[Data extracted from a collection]
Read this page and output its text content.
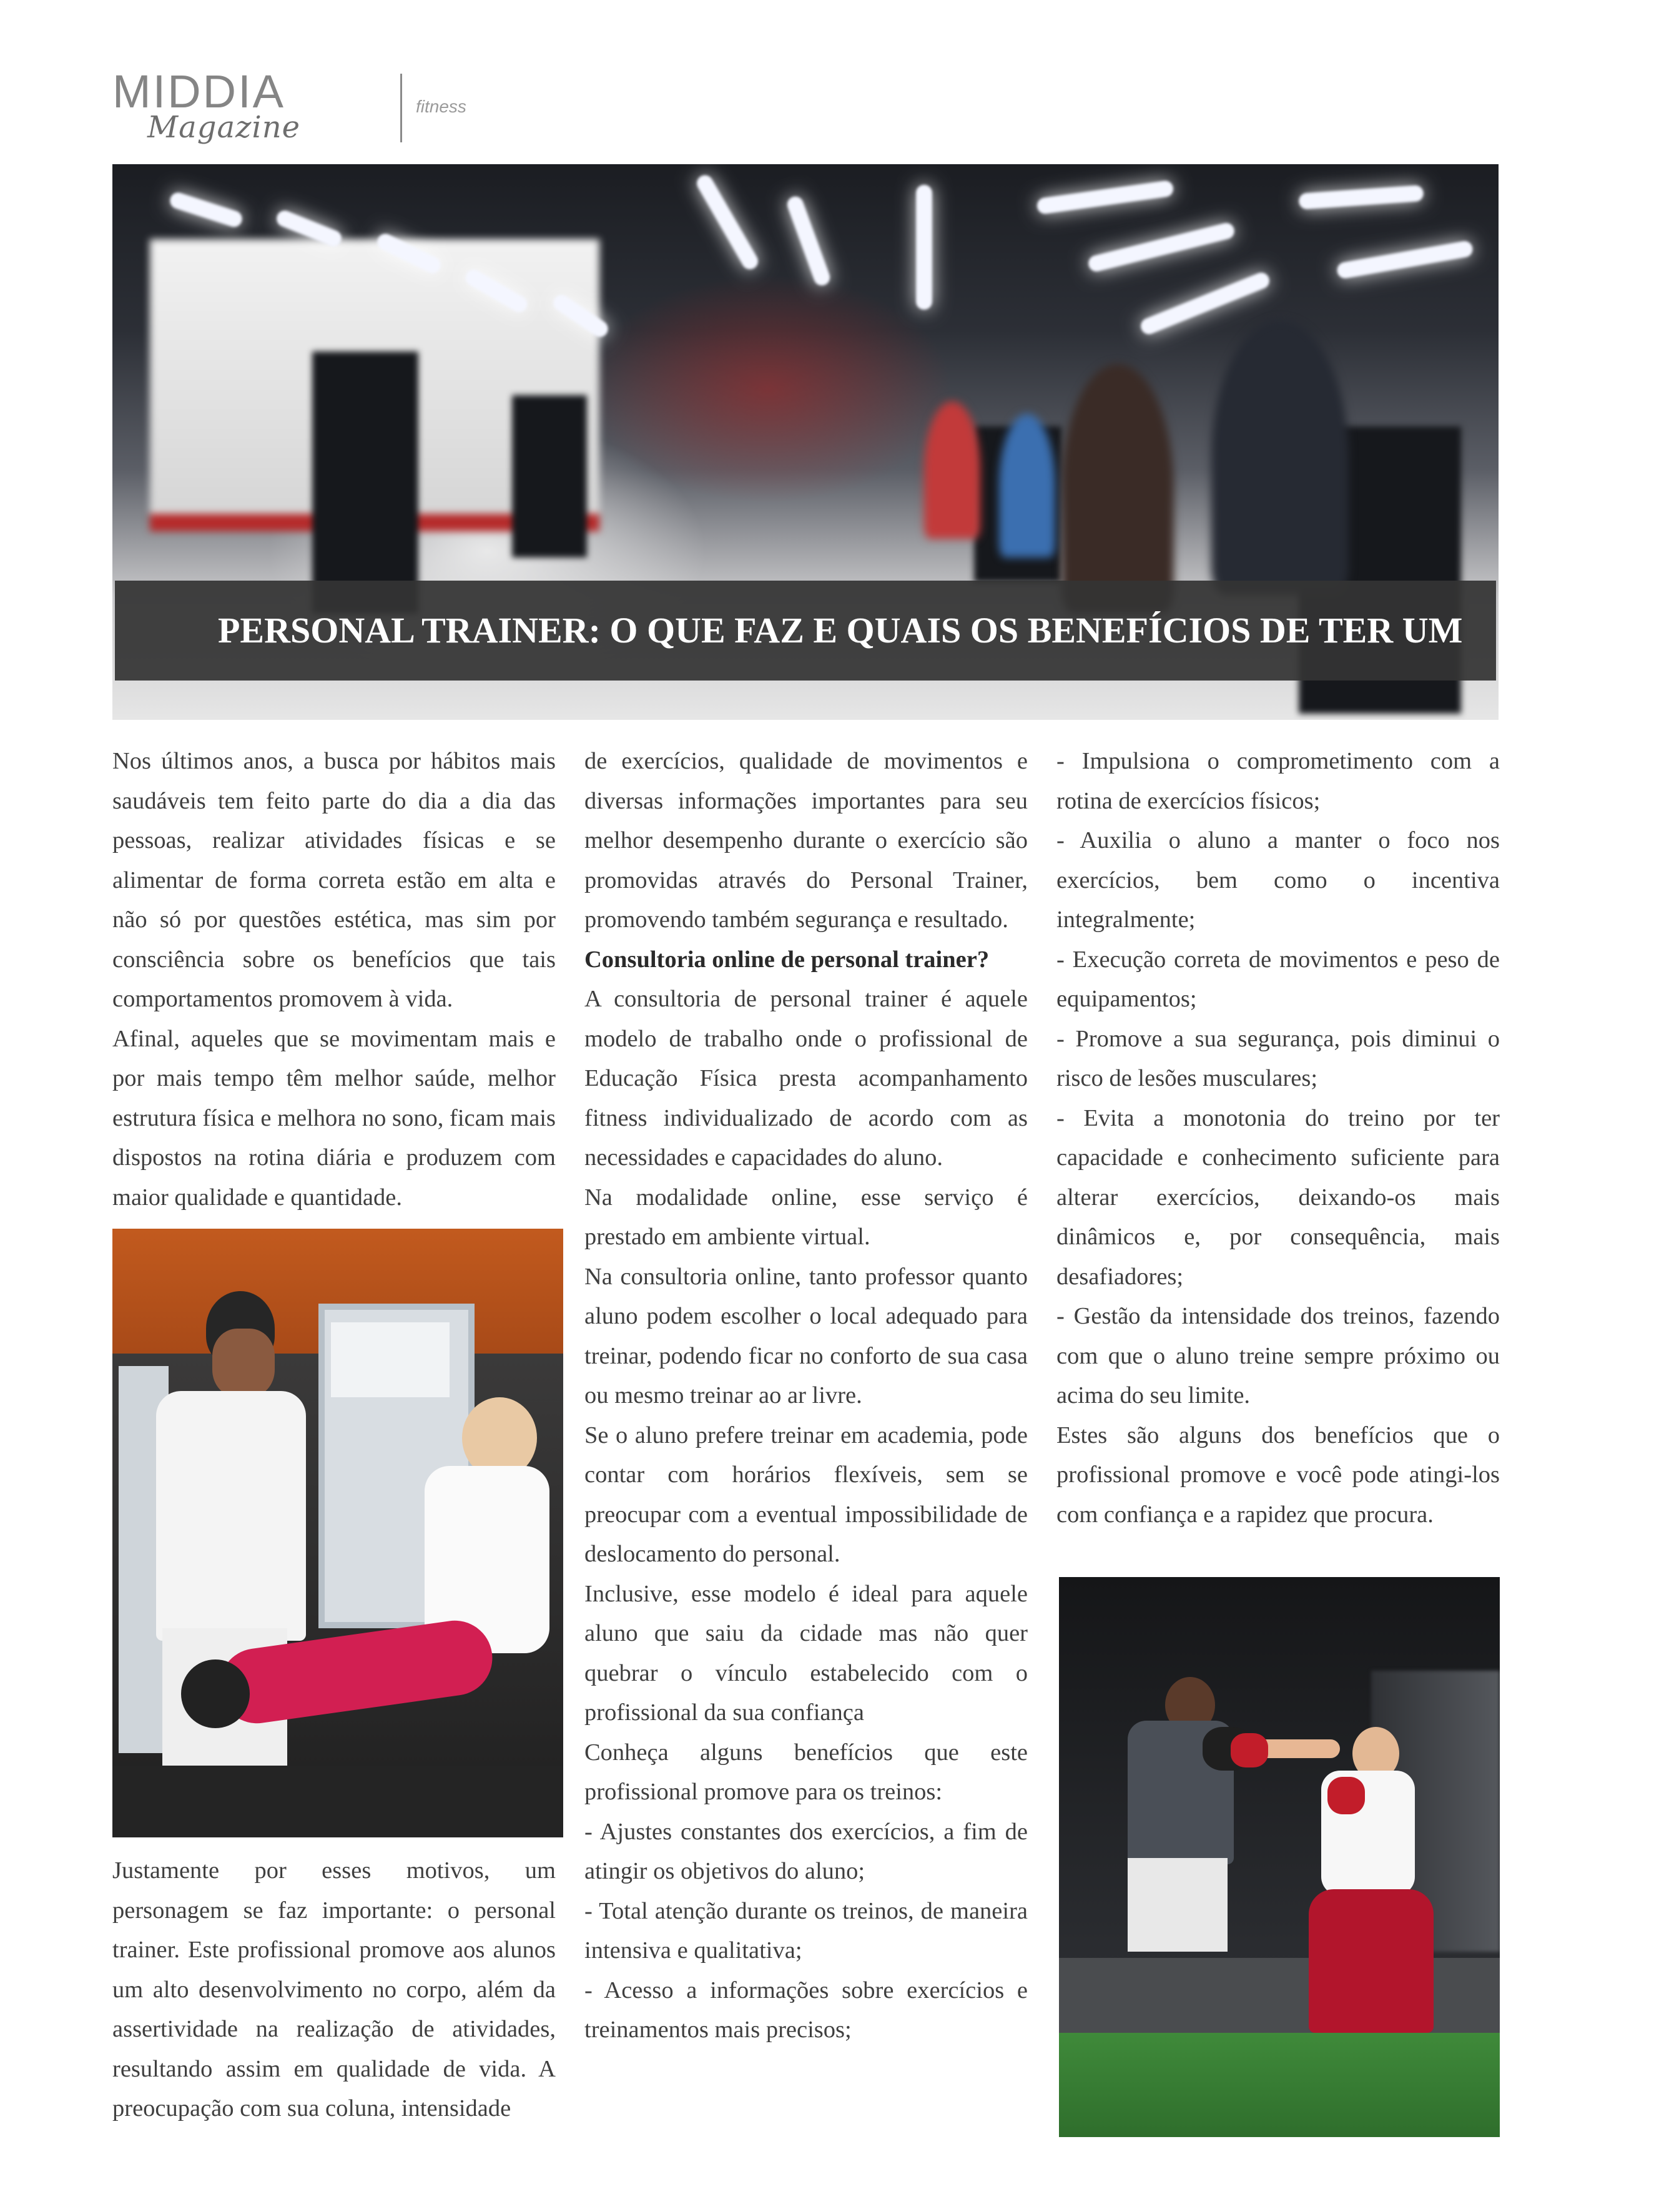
MIDDIA
Magazine
fitness
PERSONAL TRAINER: O QUE FAZ E QUAIS OS BENEFÍCIOS DE TER UM

Nos últimos anos, a busca por hábitos mais saudáveis tem feito parte do dia a dia das pessoas, realizar atividades físicas e se alimentar de forma correta estão em alta e não só por questões estética, mas sim por consciência sobre os benefícios que tais comportamentos promovem à vida.

Afinal, aqueles que se movimentam mais e por mais tempo têm melhor saúde, melhor estrutura física e melhora no sono, ficam mais dispostos na rotina diária e produzem com maior qualidade e quantidade.

Justamente por esses motivos, um personagem se faz importante: o personal trainer. Este profissional promove aos alunos um alto desenvolvimento no corpo, além da assertividade na realização de atividades, resultando assim em qualidade de vida. A preocupação com sua coluna, intensidade

de exercícios, qualidade de movimentos e diversas informações importantes para seu melhor desempenho durante o exercício são promovidas através do Personal Trainer, promovendo também segurança e resultado.

Consultoria online de personal trainer?

A consultoria de personal trainer é aquele modelo de trabalho onde o profissional de Educação Física presta acompanhamento fitness individualizado de acordo com as necessidades e capacidades do aluno.

Na modalidade online, esse serviço é prestado em ambiente virtual.

Na consultoria online, tanto professor quanto aluno podem escolher o local adequado para treinar, podendo ficar no conforto de sua casa ou mesmo treinar ao ar livre.

Se o aluno prefere treinar em academia, pode contar com horários flexíveis, sem se preocupar com a eventual impossibilidade de deslocamento do personal.

Inclusive, esse modelo é ideal para aquele aluno que saiu da cidade mas não quer quebrar o vínculo estabelecido com o profissional da sua confiança

Conheça alguns benefícios que este profissional promove para os treinos:

- Ajustes constantes dos exercícios, a fim de atingir os objetivos do aluno;

- Total atenção durante os treinos, de maneira intensiva e qualitativa;

- Acesso a informações sobre exercícios e treinamentos mais precisos;

- Impulsiona o comprometimento com a rotina de exercícios físicos;

- Auxilia o aluno a manter o foco nos exercícios, bem como o incentiva integralmente;

- Execução correta de movimentos e peso de equipamentos;

- Promove a sua segurança, pois diminui o risco de lesões musculares;

- Evita a monotonia do treino por ter capacidade e conhecimento suficiente para alterar exercícios, deixando-os mais dinâmicos e, por consequência, mais desafiadores;

- Gestão da intensidade dos treinos, fazendo com que o aluno treine sempre próximo ou acima do seu limite.

Estes são alguns dos benefícios que o profissional promove e você pode atingi-los com confiança e a rapidez que procura.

# Required task
Transcribe all the lines above exactly, apart from the pictures.

# Full response
Read this page and output its text content.
MIDDIA
Magazine
fitness
PERSONAL TRAINER: O QUE FAZ E QUAIS OS BENEFÍCIOS DE TER UM

Nos últimos anos, a busca por hábitos mais saudáveis tem feito parte do dia a dia das pessoas, realizar atividades físicas e se alimentar de forma correta estão em alta e não só por questões estética, mas sim por consciência sobre os benefícios que tais comportamentos promovem à vida.

Afinal, aqueles que se movimentam mais e por mais tempo têm melhor saúde, melhor estrutura física e melhora no sono, ficam mais dispostos na rotina diária e produzem com maior qualidade e quantidade.

Justamente por esses motivos, um personagem se faz importante: o personal trainer. Este profissional promove aos alunos um alto desenvolvimento no corpo, além da assertividade na realização de atividades, resultando assim em qualidade de vida. A preocupação com sua coluna, intensidade

de exercícios, qualidade de movimentos e diversas informações importantes para seu melhor desempenho durante o exercício são promovidas através do Personal Trainer, promovendo também segurança e resultado.

Consultoria online de personal trainer?

A consultoria de personal trainer é aquele modelo de trabalho onde o profissional de Educação Física presta acompanhamento fitness individualizado de acordo com as necessidades e capacidades do aluno.

Na modalidade online, esse serviço é prestado em ambiente virtual.

Na consultoria online, tanto professor quanto aluno podem escolher o local adequado para treinar, podendo ficar no conforto de sua casa ou mesmo treinar ao ar livre.

Se o aluno prefere treinar em academia, pode contar com horários flexíveis, sem se preocupar com a eventual impossibilidade de deslocamento do personal.

Inclusive, esse modelo é ideal para aquele aluno que saiu da cidade mas não quer quebrar o vínculo estabelecido com o profissional da sua confiança

Conheça alguns benefícios que este profissional promove para os treinos:

- Ajustes constantes dos exercícios, a fim de atingir os objetivos do aluno;

- Total atenção durante os treinos, de maneira intensiva e qualitativa;

- Acesso a informações sobre exercícios e treinamentos mais precisos;

- Impulsiona o comprometimento com a rotina de exercícios físicos;

- Auxilia o aluno a manter o foco nos exercícios, bem como o incentiva integralmente;

- Execução correta de movimentos e peso de equipamentos;

- Promove a sua segurança, pois diminui o risco de lesões musculares;

- Evita a monotonia do treino por ter capacidade e conhecimento suficiente para alterar exercícios, deixando-os mais dinâmicos e, por consequência, mais desafiadores;

- Gestão da intensidade dos treinos, fazendo com que o aluno treine sempre próximo ou acima do seu limite.

Estes são alguns dos benefícios que o profissional promove e você pode atingi-los com confiança e a rapidez que procura.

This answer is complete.